→ EXERCISE
Write out the material as a JSON list of strings, one string per line with blank lines omitted, from its first line through the line that contains "The bleeder cloth 98 is at (292, 125).", both ends included. Leave the pictures out.

→ MATERIAL SUPPLIED
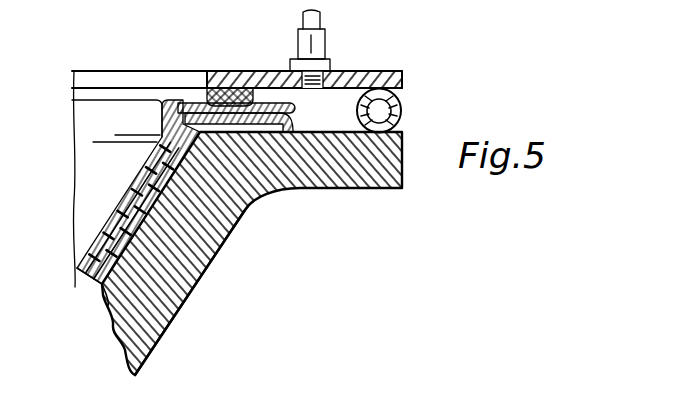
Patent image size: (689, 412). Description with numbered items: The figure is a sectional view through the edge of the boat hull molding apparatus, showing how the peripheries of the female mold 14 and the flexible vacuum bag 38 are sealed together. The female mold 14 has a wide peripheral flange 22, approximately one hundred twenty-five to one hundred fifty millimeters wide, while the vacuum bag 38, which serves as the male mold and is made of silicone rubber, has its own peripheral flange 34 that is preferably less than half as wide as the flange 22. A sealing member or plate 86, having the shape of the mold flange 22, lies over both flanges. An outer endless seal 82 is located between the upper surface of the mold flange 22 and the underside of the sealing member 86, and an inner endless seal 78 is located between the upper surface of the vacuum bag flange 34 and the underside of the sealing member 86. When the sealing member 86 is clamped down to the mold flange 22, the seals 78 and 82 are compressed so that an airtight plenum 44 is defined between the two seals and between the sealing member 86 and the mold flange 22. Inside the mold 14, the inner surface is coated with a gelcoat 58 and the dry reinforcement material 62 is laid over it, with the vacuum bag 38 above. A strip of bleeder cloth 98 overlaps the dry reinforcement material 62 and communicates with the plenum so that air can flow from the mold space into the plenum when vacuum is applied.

The female mold 14 is at (182, 327).
The peripheral flange 22 is at (343, 183).
The peripheral flange 34 is at (292, 100).
The flexible vacuum bag 38 is at (92, 257).
The cavity / gap 44 is at (350, 113).
The gelcoat 58 is at (100, 290).
The dry reinforcement material 62 is at (78, 286).
The inner endless seal 78 is at (195, 99).
The outer endless seal 82 is at (401, 107).
The sealing member or plate 86 is at (383, 72).
The bleeder cloth 98 is at (292, 125).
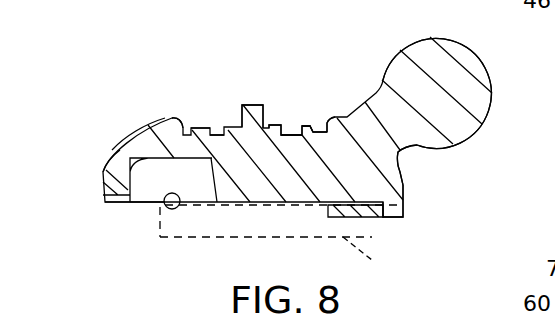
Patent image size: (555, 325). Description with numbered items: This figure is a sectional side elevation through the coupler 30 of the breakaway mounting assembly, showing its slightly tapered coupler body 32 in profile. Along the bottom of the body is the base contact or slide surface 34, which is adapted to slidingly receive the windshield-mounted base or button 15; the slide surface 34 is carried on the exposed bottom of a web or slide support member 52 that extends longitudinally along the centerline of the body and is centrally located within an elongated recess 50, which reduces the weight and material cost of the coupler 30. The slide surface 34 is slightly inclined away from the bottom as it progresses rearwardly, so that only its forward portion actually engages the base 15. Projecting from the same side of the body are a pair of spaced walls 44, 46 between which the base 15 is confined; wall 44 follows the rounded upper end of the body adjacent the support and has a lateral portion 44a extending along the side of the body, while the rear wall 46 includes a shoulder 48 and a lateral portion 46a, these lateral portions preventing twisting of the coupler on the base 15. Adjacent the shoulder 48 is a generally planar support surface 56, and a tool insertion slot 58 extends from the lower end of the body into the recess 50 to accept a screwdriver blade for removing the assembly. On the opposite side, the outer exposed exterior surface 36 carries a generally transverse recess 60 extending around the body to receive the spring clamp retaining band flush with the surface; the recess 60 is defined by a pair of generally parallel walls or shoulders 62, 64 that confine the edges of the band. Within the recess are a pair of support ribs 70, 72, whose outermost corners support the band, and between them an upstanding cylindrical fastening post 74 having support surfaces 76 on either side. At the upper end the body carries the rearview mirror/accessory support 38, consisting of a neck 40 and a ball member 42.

The base or button 15 is at (373, 255).
The coupler 30 is at (194, 65).
The coupler body 32 is at (136, 92).
The base contact or slide surface 34 is at (240, 203).
The exterior surface 36 is at (128, 111).
The rearview mirror/accessory support 38 is at (358, 51).
The neck 40 is at (398, 151).
The ball member 42 is at (415, 50).
The wall 44 is at (403, 207).
The lateral portion 44a is at (368, 219).
The rear wall 46 is at (162, 208).
The lateral portion 46a is at (163, 216).
The shoulder 48 is at (160, 206).
The elongated recess 50 is at (108, 175).
The web or slide support member 52 is at (212, 177).
The support surface 56 is at (192, 209).
The tool insertion slot 58 is at (107, 188).
The transverse recess 60 is at (298, 80).
The wall or shoulder 62 is at (323, 116).
The wall or shoulder 64 is at (182, 127).
The support rib 70 is at (313, 128).
The support rib 72 is at (205, 127).
The fastening post 74 is at (258, 107).
The support surface 76 is at (232, 122).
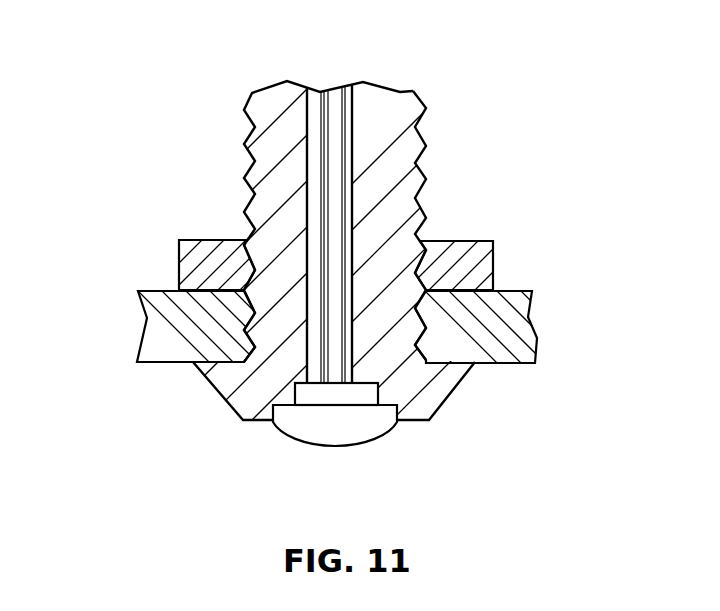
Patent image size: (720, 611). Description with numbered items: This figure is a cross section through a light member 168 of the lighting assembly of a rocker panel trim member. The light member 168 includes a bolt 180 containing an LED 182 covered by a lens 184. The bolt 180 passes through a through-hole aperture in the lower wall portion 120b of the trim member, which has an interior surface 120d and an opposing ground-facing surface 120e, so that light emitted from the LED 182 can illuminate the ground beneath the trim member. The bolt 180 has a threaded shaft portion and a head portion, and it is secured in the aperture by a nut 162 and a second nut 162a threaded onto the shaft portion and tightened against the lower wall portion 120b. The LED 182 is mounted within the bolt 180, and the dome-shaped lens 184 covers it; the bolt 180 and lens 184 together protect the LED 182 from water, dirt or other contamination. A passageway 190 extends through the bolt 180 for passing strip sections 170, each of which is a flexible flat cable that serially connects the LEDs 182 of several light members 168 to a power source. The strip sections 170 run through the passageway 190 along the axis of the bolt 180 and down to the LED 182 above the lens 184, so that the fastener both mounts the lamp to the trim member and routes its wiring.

The passageway 190 is at (358, 96).
The strip section 170 is at (310, 140).
The bolt 180 is at (428, 155).
The nut 162 is at (188, 240).
The second nut 162a is at (427, 263).
The interior surface 120d is at (155, 291).
The lower wall portion 120b is at (155, 328).
The ground-facing surface 120e is at (163, 362).
The LED 182 is at (308, 389).
The lens 184 is at (335, 447).
The light member 168 is at (478, 418).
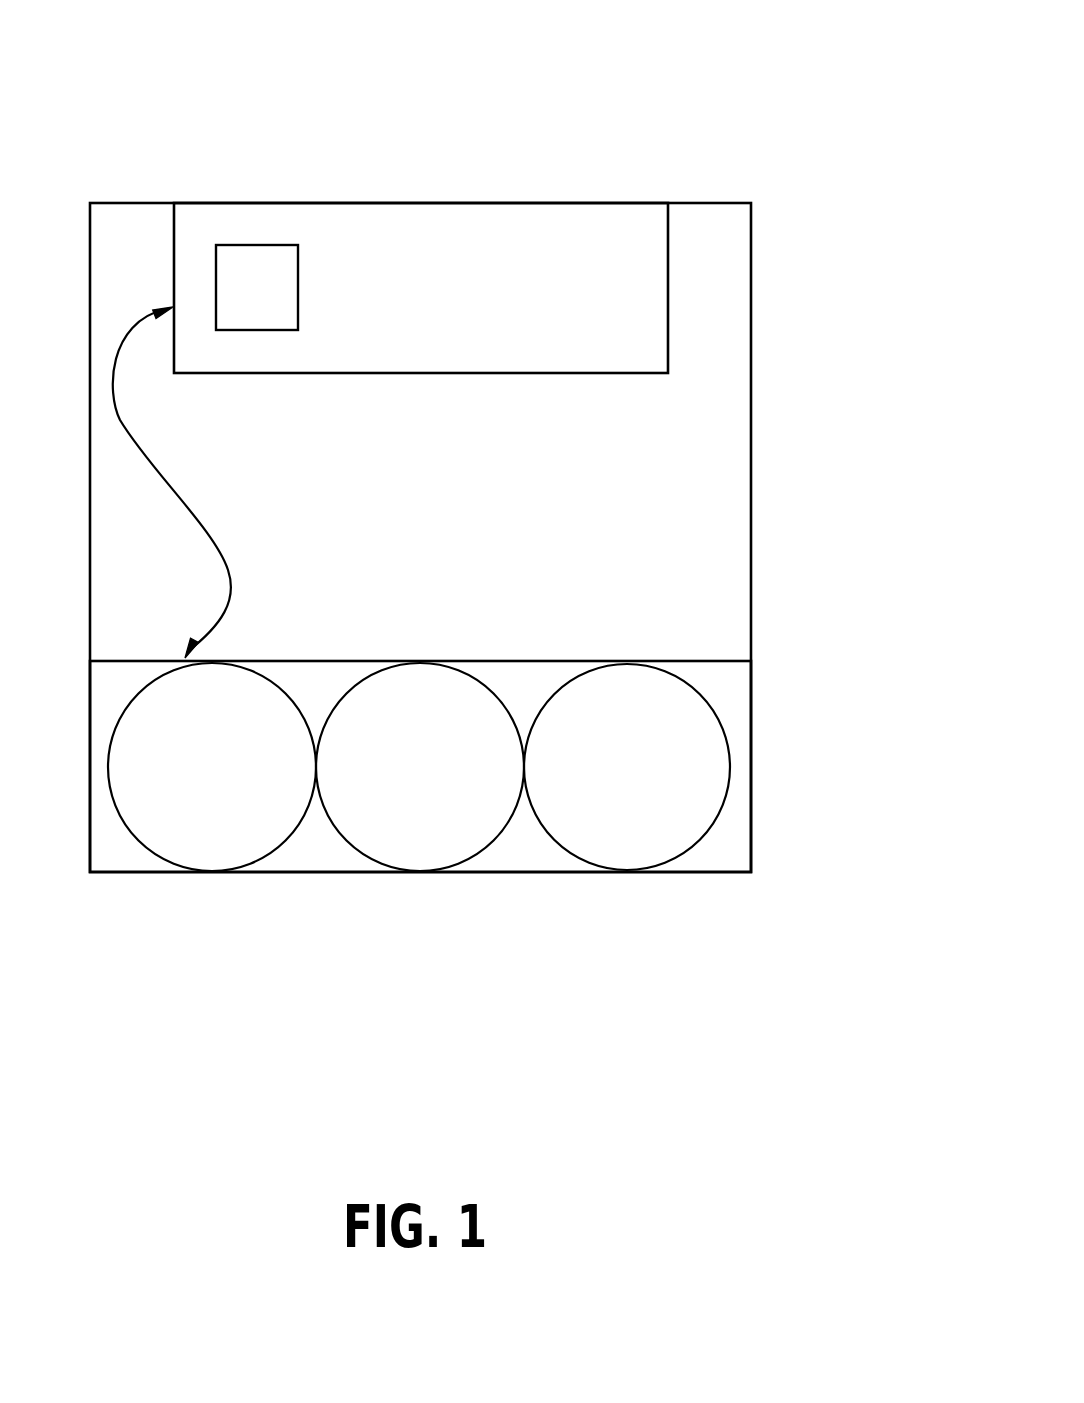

→ SOLUTION FOR THIS TASK
[
  "Patent image size: (689, 412). Description with numbered items: The figure is a sectional view through the edge of the boat hull molding apparatus, showing how the peripheries of the female mold 14 and the flexible vacuum bag 38 are sealed together. The female mold 14 has a wide peripheral flange 22, approximately one hundred twenty-five to one hundred fifty millimeters wide, while the vacuum bag 38, which serves as the male mold and is made of silicone rubber, has its own peripheral flange 34 that is preferably less than half as wide as the flange 22. A sealing member or plate 86, having the shape of the mold flange 22, lies over both flanges. An outer endless seal 82 is located between the upper surface of the mold flange 22 and the underside of the sealing member 86, and an inner endless seal 78 is located between the upper surface of the vacuum bag flange 34 and the underside of the sealing member 86. When the sealing member 86 is clamped down to the mold flange 22, the seals 78 and 82 are compressed so that an airtight plenum 44 is defined between the two seals and between the sealing member 86 and the mold flange 22. Inside the mold 14, the inner surface is coated with a gelcoat 58 and the dry reinforcement material 62 is laid over it, with the vacuum bag 38 above. A strip of bleeder cloth 98 overlaps the dry reinforcement material 62 and communicates with the plenum so that air can flow from the mold space into the plenum when vacuum is applied.",
  "The female mold 14 is at (182, 327).",
  "The peripheral flange 22 is at (343, 183).",
  "The peripheral flange 34 is at (292, 100).",
  "The flexible vacuum bag 38 is at (92, 257).",
  "The cavity / gap 44 is at (350, 113).",
  "The gelcoat 58 is at (100, 290).",
  "The dry reinforcement material 62 is at (78, 286).",
  "The inner endless seal 78 is at (195, 99).",
  "The outer endless seal 82 is at (401, 107).",
  "The sealing member or plate 86 is at (383, 72).",
  "The bleeder cloth 98 is at (292, 125)."
]